- **Records shown**:

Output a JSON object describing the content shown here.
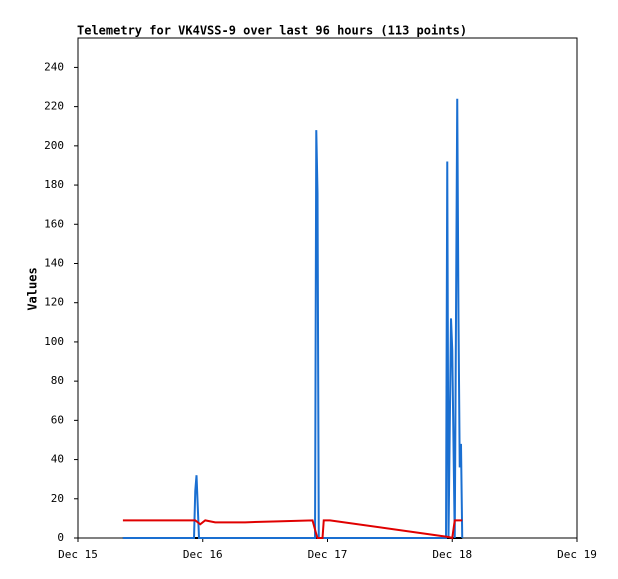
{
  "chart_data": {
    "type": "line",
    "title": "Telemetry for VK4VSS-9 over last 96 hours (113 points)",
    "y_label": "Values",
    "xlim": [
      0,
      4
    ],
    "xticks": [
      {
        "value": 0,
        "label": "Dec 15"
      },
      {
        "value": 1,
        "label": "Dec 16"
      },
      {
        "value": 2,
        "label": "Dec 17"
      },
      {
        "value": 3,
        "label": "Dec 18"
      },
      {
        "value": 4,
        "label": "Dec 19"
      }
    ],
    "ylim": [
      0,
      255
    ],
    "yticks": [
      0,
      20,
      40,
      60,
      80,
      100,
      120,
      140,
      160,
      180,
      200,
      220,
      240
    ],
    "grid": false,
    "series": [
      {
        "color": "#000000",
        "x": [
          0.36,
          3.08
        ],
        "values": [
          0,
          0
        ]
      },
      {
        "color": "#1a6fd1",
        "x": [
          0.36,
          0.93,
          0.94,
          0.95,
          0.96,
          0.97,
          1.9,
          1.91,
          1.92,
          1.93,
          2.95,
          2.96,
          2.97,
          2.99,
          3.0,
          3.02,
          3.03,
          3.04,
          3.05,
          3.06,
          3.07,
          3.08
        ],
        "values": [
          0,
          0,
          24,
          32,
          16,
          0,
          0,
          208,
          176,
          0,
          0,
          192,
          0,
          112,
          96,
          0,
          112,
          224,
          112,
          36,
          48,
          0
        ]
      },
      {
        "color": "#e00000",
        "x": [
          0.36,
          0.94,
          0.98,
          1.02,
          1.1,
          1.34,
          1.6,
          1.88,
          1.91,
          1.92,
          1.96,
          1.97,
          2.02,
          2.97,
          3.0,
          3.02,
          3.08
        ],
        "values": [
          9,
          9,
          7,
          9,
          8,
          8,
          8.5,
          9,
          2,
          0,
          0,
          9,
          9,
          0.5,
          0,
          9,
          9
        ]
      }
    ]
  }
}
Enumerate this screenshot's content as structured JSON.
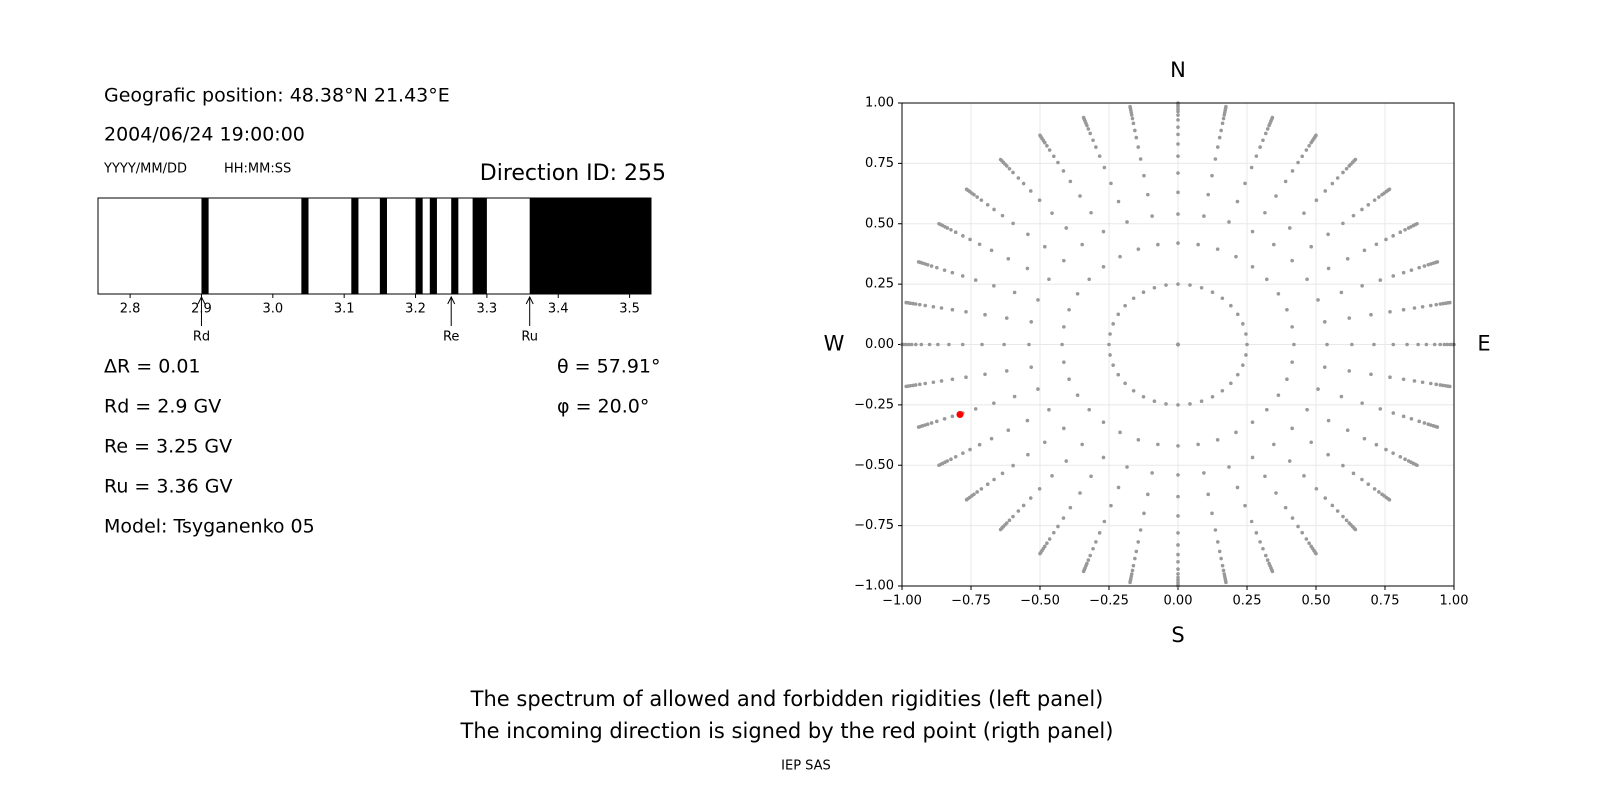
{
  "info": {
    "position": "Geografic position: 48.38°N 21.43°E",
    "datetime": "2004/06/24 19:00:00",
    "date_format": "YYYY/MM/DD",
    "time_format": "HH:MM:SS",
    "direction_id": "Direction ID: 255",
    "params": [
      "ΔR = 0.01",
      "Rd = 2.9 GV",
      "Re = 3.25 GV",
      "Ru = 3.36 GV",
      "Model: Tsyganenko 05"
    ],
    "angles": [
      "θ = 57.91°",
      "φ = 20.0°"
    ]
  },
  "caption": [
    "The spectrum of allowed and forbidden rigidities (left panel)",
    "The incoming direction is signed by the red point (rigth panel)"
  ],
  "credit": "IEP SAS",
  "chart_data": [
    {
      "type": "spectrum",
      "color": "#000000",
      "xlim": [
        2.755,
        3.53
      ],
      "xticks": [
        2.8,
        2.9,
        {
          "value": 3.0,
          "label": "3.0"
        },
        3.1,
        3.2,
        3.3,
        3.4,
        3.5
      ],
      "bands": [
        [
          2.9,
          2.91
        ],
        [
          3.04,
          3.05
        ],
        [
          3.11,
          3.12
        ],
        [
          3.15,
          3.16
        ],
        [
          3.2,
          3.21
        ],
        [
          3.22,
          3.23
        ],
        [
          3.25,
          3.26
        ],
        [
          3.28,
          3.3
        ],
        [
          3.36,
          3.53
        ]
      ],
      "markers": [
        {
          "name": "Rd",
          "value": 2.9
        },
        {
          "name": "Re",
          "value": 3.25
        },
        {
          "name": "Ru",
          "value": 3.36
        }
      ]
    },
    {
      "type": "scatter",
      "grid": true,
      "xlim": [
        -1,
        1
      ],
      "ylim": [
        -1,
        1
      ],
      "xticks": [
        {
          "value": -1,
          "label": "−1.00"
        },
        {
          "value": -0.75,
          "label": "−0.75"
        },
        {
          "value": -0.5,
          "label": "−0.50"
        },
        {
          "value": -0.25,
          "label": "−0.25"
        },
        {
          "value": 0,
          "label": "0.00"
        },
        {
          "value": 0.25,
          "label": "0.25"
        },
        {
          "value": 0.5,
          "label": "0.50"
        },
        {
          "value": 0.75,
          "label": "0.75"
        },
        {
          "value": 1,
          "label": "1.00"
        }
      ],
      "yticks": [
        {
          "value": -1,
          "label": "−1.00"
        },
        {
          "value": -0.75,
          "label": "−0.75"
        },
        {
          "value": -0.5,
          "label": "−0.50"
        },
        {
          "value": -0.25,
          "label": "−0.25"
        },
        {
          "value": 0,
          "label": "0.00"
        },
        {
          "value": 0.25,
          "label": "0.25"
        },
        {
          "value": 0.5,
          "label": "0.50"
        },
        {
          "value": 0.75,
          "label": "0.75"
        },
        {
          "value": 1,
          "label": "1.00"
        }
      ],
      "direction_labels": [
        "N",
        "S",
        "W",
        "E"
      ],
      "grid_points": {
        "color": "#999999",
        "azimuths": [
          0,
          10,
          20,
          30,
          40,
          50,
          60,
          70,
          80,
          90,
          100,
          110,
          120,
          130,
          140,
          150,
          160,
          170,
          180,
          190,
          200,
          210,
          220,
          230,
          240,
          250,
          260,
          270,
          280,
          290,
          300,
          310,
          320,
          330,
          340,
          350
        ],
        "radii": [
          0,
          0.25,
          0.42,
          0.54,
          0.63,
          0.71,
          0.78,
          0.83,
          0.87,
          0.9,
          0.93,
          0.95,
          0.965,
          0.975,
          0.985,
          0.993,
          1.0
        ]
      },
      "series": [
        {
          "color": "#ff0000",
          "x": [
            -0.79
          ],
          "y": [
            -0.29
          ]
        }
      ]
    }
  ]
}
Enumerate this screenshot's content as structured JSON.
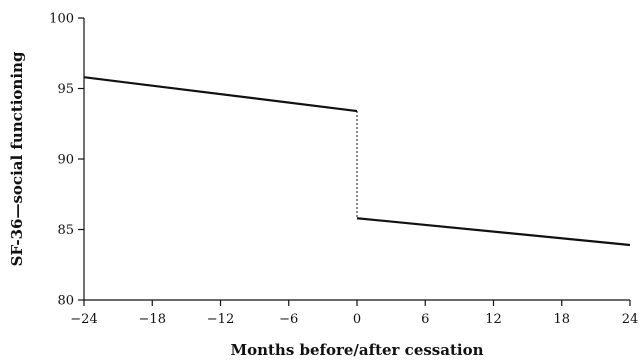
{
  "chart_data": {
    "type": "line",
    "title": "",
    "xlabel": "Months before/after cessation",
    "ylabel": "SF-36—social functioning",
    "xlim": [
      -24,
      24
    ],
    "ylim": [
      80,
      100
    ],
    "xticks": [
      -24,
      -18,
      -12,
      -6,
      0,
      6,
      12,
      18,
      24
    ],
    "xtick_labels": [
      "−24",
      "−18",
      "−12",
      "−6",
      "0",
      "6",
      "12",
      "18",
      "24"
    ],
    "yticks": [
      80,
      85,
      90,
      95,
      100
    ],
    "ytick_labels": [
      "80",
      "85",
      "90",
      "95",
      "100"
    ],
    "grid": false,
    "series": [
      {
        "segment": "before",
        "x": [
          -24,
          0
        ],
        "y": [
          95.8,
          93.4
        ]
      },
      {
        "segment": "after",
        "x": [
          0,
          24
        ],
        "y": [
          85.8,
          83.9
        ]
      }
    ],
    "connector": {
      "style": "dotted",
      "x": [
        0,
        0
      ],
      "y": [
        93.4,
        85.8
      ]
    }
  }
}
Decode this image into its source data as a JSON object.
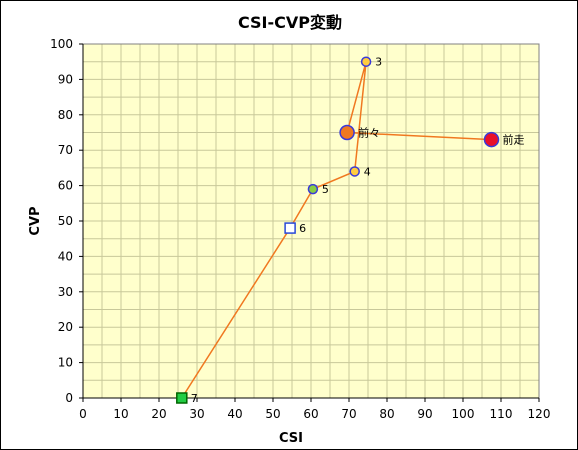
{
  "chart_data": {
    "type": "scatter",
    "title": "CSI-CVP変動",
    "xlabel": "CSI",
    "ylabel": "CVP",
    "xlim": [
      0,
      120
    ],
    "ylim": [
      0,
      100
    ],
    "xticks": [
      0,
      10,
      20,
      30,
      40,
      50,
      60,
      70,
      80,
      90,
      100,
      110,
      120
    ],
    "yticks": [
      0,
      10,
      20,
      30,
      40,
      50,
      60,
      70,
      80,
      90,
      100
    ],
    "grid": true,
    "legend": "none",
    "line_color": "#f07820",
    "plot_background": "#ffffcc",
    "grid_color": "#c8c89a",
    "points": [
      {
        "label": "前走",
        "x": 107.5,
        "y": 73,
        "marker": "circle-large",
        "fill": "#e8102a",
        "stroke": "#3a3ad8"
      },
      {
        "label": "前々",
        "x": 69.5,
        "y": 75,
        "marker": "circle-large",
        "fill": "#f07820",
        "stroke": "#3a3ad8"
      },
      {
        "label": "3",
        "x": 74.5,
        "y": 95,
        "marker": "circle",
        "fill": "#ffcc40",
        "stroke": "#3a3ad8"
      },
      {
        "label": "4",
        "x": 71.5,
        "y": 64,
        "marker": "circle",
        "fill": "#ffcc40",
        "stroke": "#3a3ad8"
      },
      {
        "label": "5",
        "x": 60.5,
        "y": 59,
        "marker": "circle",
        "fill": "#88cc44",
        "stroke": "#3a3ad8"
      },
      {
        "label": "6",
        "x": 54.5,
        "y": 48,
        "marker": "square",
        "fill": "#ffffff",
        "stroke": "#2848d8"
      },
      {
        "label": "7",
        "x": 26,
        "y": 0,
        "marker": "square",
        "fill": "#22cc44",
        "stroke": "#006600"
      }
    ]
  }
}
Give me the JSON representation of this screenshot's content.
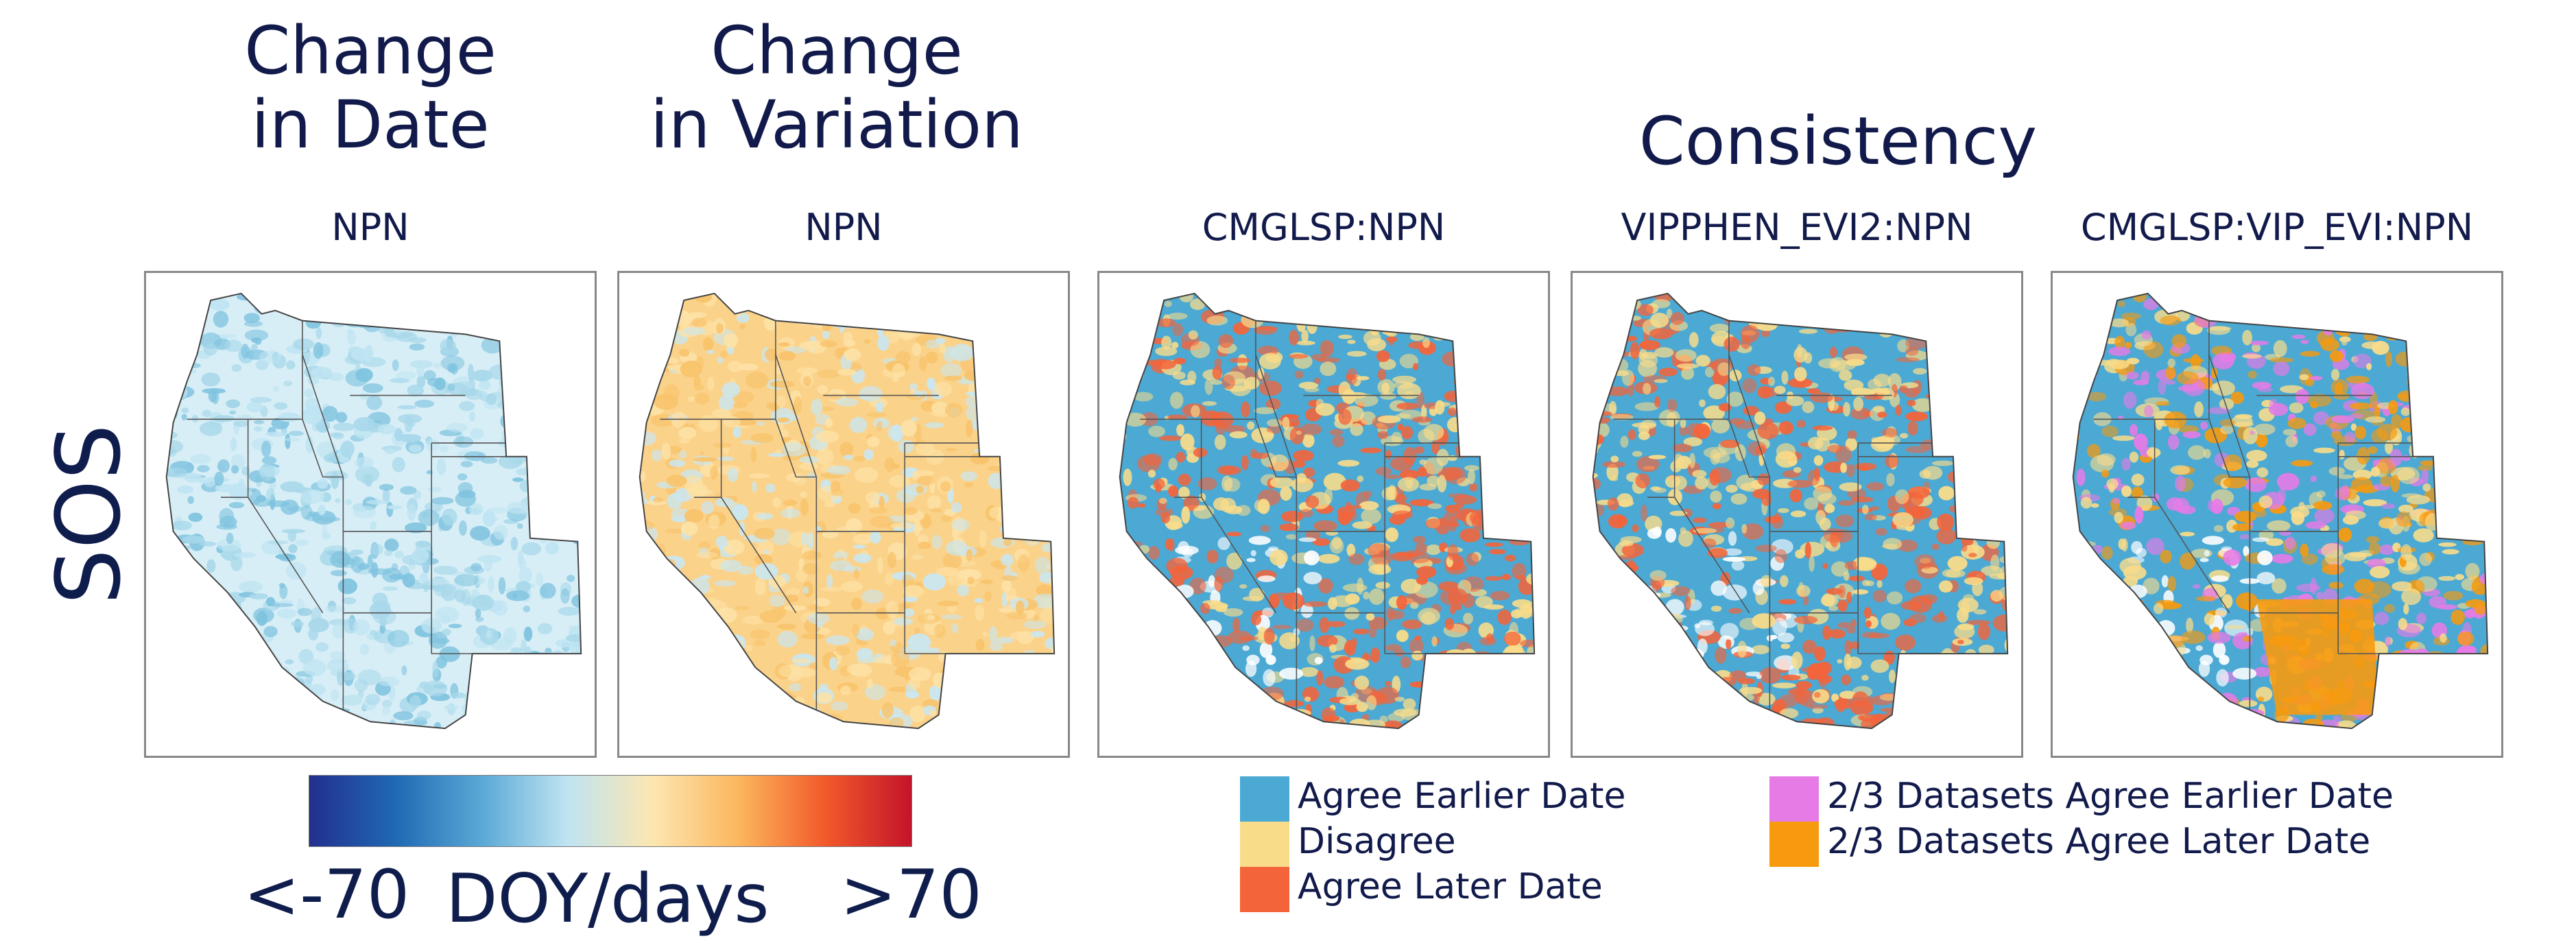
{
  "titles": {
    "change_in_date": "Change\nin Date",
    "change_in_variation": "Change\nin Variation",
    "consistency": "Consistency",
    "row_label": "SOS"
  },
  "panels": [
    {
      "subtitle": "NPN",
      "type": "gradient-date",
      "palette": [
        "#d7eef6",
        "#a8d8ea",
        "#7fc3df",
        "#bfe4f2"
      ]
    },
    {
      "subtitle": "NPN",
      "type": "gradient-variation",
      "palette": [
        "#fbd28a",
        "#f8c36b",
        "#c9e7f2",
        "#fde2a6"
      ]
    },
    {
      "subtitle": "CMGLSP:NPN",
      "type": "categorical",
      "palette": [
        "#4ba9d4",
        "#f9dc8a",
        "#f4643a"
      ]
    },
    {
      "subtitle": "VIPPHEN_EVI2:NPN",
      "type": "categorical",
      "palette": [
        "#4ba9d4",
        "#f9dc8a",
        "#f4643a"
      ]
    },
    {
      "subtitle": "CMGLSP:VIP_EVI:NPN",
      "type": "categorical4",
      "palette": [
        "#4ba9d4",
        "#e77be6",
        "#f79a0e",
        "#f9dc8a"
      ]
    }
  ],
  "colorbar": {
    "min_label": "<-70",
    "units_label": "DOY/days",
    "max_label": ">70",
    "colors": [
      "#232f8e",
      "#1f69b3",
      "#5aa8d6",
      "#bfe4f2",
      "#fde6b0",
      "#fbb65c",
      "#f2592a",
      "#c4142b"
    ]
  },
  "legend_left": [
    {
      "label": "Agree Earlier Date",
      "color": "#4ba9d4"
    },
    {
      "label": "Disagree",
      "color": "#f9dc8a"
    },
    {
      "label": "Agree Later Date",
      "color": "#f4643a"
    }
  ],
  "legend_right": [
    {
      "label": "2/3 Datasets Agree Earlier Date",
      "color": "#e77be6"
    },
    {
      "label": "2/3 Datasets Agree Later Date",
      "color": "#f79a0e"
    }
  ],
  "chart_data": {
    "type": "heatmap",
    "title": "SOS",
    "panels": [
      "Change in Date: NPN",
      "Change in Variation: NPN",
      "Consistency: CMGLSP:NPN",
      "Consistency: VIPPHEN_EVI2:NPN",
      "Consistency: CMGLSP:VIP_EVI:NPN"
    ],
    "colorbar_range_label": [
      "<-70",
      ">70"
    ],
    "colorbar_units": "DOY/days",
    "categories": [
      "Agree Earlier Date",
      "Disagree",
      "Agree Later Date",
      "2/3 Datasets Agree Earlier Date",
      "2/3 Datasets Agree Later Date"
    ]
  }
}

- **The exercise**: Among the lines above, count those containing the word "this" and give nothing but the result.

- **Answer to the task**: 4